» Your task
Locate the lines that hold the string "grave". Copy every such line.

"""

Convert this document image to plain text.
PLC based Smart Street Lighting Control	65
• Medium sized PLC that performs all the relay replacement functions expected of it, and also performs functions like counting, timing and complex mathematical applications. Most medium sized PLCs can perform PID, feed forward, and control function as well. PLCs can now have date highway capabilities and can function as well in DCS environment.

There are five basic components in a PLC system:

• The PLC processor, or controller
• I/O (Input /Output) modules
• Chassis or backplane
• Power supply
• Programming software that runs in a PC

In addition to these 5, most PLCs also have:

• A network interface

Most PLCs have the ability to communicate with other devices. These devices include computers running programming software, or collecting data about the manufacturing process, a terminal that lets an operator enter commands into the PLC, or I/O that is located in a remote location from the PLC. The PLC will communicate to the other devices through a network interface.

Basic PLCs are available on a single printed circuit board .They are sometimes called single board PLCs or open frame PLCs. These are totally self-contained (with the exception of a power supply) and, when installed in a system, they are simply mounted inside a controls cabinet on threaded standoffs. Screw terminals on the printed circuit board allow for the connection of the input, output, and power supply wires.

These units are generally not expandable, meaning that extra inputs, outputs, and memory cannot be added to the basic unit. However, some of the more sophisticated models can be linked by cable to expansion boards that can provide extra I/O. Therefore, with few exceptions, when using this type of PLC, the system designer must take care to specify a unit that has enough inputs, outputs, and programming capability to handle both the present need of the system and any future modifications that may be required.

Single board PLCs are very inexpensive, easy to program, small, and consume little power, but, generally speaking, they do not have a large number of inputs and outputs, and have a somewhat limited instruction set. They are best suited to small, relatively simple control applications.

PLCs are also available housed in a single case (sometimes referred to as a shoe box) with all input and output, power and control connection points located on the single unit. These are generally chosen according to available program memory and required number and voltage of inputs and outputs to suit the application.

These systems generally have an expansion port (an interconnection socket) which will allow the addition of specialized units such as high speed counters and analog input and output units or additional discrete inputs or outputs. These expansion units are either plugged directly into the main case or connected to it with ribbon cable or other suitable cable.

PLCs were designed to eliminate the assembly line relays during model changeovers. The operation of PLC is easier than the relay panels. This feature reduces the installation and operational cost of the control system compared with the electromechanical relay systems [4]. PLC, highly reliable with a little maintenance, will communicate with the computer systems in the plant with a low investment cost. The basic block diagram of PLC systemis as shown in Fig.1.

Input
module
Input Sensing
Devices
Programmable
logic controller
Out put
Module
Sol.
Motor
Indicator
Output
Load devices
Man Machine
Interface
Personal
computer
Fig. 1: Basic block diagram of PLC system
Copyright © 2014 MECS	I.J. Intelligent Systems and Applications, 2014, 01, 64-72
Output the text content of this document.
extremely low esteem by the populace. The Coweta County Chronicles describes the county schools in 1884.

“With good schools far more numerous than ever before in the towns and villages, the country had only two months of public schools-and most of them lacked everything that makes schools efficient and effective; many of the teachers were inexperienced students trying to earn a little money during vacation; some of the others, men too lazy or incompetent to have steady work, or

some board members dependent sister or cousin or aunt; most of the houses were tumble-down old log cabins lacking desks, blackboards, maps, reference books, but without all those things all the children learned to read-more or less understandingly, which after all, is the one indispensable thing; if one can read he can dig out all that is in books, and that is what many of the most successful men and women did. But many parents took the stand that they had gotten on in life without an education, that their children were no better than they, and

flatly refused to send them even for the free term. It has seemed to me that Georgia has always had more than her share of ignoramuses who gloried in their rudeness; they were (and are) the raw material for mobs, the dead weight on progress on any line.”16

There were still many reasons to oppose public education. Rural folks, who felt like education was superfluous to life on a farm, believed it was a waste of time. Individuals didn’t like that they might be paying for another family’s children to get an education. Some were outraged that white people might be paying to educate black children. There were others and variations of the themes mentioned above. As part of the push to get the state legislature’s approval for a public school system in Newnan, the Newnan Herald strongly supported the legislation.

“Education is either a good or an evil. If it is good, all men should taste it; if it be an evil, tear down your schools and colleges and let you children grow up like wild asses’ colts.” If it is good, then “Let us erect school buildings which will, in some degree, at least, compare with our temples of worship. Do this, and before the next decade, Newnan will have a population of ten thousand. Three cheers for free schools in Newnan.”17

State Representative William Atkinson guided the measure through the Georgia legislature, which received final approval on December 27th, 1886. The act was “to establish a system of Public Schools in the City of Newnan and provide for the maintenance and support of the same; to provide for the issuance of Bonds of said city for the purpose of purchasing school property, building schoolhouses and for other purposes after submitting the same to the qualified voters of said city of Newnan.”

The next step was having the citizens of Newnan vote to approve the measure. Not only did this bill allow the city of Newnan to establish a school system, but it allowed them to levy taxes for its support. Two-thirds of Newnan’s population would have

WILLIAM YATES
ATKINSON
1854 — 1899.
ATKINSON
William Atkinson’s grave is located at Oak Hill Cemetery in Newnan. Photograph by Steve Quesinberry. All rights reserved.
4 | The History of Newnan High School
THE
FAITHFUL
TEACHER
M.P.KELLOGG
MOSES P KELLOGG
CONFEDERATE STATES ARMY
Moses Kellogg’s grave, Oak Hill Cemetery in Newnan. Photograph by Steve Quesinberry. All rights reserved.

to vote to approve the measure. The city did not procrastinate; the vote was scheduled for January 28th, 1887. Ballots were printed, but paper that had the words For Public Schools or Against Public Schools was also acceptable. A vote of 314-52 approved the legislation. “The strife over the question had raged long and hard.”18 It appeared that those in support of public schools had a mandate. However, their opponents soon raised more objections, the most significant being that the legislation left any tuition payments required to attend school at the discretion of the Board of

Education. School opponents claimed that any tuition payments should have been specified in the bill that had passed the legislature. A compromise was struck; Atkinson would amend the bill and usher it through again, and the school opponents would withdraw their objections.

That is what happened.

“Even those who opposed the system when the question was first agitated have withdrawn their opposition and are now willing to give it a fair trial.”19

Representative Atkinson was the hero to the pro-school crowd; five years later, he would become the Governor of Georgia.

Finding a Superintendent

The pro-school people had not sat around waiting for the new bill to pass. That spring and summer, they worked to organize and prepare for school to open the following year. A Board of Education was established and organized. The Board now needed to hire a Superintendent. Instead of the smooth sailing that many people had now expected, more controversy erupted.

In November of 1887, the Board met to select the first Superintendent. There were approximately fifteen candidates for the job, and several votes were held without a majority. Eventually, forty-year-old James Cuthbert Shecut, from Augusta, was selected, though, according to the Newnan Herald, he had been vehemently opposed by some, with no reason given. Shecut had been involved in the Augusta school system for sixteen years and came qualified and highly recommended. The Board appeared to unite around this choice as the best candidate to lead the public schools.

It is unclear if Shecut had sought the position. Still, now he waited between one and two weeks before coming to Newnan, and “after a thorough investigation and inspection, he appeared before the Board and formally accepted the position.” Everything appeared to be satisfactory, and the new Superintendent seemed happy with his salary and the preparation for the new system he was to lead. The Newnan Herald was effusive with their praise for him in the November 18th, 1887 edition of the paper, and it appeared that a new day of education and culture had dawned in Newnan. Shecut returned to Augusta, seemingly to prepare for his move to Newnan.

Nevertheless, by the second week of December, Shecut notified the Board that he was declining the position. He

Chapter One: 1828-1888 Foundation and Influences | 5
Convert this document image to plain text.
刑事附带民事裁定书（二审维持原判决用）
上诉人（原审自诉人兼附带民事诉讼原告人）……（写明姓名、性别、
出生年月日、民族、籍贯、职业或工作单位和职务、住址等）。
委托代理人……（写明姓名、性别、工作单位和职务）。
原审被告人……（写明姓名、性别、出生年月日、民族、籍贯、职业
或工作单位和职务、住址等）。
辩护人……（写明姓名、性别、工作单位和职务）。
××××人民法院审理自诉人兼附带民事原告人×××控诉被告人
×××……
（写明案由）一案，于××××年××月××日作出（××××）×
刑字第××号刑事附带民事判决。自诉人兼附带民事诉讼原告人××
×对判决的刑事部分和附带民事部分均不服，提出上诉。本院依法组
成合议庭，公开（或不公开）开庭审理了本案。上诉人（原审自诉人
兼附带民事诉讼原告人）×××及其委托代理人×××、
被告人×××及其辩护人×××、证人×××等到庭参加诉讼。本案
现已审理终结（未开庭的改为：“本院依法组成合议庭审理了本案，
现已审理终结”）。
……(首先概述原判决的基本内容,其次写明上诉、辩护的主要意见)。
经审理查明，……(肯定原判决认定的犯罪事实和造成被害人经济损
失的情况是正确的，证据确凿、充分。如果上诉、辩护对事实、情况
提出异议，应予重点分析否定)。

"""

» Worked answer
William Atkinson’s grave is located at Oak Hill Cemetery in Newnan. Photograph by Steve Quesinberry. All rights reserved.
Moses Kellogg’s grave, Oak Hill Cemetery in Newnan. Photograph by Steve Quesinberry. All rights reserved.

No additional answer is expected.